* [Written exercise]
Can you copy out the data exactly? Leave the images out.

Recorded data:
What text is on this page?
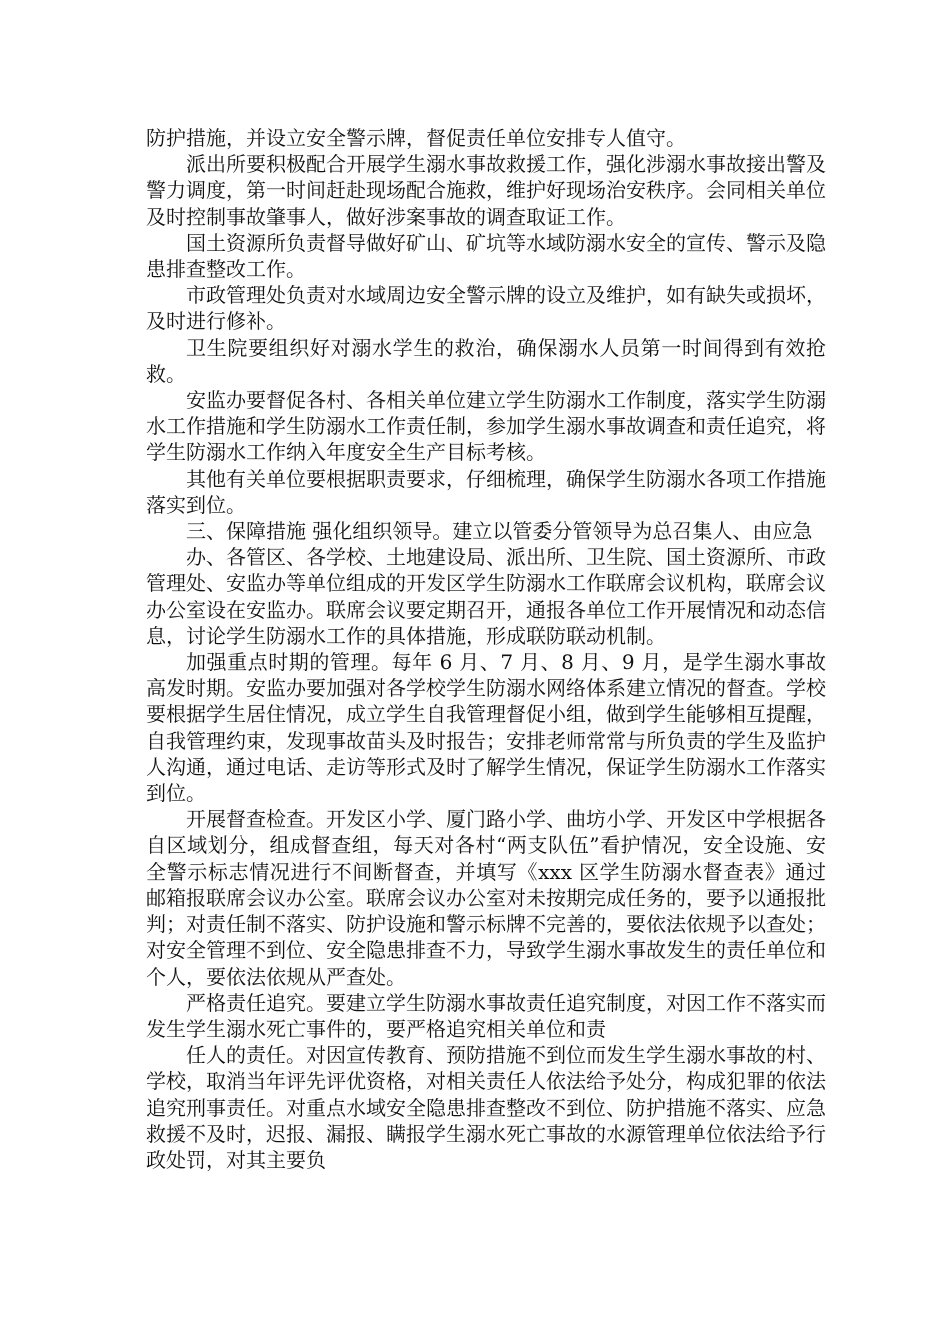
防护措施，并设立安全警示牌，督促责任单位安排专人值守。

派出所要积极配合开展学生溺水事故救援工作，强化涉溺水事故接出警及警力调度，第一时间赶赴现场配合施救，维护好现场治安秩序。会同相关单位及时控制事故肇事人，做好涉案事故的调查取证工作。

国土资源所负责督导做好矿山、矿坑等水域防溺水安全的宣传、警示及隐患排查整改工作。

市政管理处负责对水域周边安全警示牌的设立及维护，如有缺失或损坏，及时进行修补。

卫生院要组织好对溺水学生的救治，确保溺水人员第一时间得到有效抢救。

安监办要督促各村、各相关单位建立学生防溺水工作制度，落实学生防溺水工作措施和学生防溺水工作责任制，参加学生溺水事故调查和责任追究，将学生防溺水工作纳入年度安全生产目标考核。

其他有关单位要根据职责要求，仔细梳理，确保学生防溺水各项工作措施落实到位。

三、保障措施 强化组织领导。建立以管委分管领导为总召集人、由应急

办、各管区、各学校、土地建设局、派出所、卫生院、国土资源所、市政管理处、安监办等单位组成的开发区学生防溺水工作联席会议机构，联席会议办公室设在安监办。联席会议要定期召开，通报各单位工作开展情况和动态信息，讨论学生防溺水工作的具体措施，形成联防联动机制。

加强重点时期的管理。每年 6 月、7 月、8 月、9 月，是学生溺水事故高发时期。安监办要加强对各学校学生防溺水网络体系建立情况的督查。学校要根据学生居住情况，成立学生自我管理督促小组，做到学生能够相互提醒，自我管理约束，发现事故苗头及时报告；安排老师常常与所负责的学生及监护人沟通，通过电话、走访等形式及时了解学生情况，保证学生防溺水工作落实到位。

开展督查检查。开发区小学、厦门路小学、曲坊小学、开发区中学根据各自区域划分，组成督查组，每天对各村“两支队伍”看护情况，安全设施、安全警示标志情况进行不间断督查，并填写《xxx 区学生防溺水督查表》通过邮箱报联席会议办公室。联席会议办公室对未按期完成任务的，要予以通报批判；对责任制不落实、防护设施和警示标牌不完善的，要依法依规予以查处；对安全管理不到位、安全隐患排查不力，导致学生溺水事故发生的责任单位和个人，要依法依规从严查处。

严格责任追究。要建立学生防溺水事故责任追究制度，对因工作不落实而发生学生溺水死亡事件的，要严格追究相关单位和责

任人的责任。对因宣传教育、预防措施不到位而发生学生溺水事故的村、学校，取消当年评先评优资格，对相关责任人依法给予处分，构成犯罪的依法追究刑事责任。对重点水域安全隐患排查整改不到位、防护措施不落实、应急救援不及时，迟报、漏报、瞒报学生溺水死亡事故的水源管理单位依法给予行政处罚，对其主要负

* [Correct output]
What text is on this page?
防护措施，并设立安全警示牌，督促责任单位安排专人值守。

派出所要积极配合开展学生溺水事故救援工作，强化涉溺水事故接出警及警力调度，第一时间赶赴现场配合施救，维护好现场治安秩序。会同相关单位及时控制事故肇事人，做好涉案事故的调查取证工作。

国土资源所负责督导做好矿山、矿坑等水域防溺水安全的宣传、警示及隐患排查整改工作。

市政管理处负责对水域周边安全警示牌的设立及维护，如有缺失或损坏，及时进行修补。

卫生院要组织好对溺水学生的救治，确保溺水人员第一时间得到有效抢救。

安监办要督促各村、各相关单位建立学生防溺水工作制度，落实学生防溺水工作措施和学生防溺水工作责任制，参加学生溺水事故调查和责任追究，将学生防溺水工作纳入年度安全生产目标考核。

其他有关单位要根据职责要求，仔细梳理，确保学生防溺水各项工作措施落实到位。

三、保障措施 强化组织领导。建立以管委分管领导为总召集人、由应急

办、各管区、各学校、土地建设局、派出所、卫生院、国土资源所、市政管理处、安监办等单位组成的开发区学生防溺水工作联席会议机构，联席会议办公室设在安监办。联席会议要定期召开，通报各单位工作开展情况和动态信息，讨论学生防溺水工作的具体措施，形成联防联动机制。

加强重点时期的管理。每年 6 月、7 月、8 月、9 月，是学生溺水事故高发时期。安监办要加强对各学校学生防溺水网络体系建立情况的督查。学校要根据学生居住情况，成立学生自我管理督促小组，做到学生能够相互提醒，自我管理约束，发现事故苗头及时报告；安排老师常常与所负责的学生及监护人沟通，通过电话、走访等形式及时了解学生情况，保证学生防溺水工作落实到位。

开展督查检查。开发区小学、厦门路小学、曲坊小学、开发区中学根据各自区域划分，组成督查组，每天对各村“两支队伍”看护情况，安全设施、安全警示标志情况进行不间断督查，并填写《xxx 区学生防溺水督查表》通过邮箱报联席会议办公室。联席会议办公室对未按期完成任务的，要予以通报批判；对责任制不落实、防护设施和警示标牌不完善的，要依法依规予以查处；对安全管理不到位、安全隐患排查不力，导致学生溺水事故发生的责任单位和个人，要依法依规从严查处。

严格责任追究。要建立学生防溺水事故责任追究制度，对因工作不落实而发生学生溺水死亡事件的，要严格追究相关单位和责

任人的责任。对因宣传教育、预防措施不到位而发生学生溺水事故的村、学校，取消当年评先评优资格，对相关责任人依法给予处分，构成犯罪的依法追究刑事责任。对重点水域安全隐患排查整改不到位、防护措施不落实、应急救援不及时，迟报、漏报、瞒报学生溺水死亡事故的水源管理单位依法给予行政处罚，对其主要负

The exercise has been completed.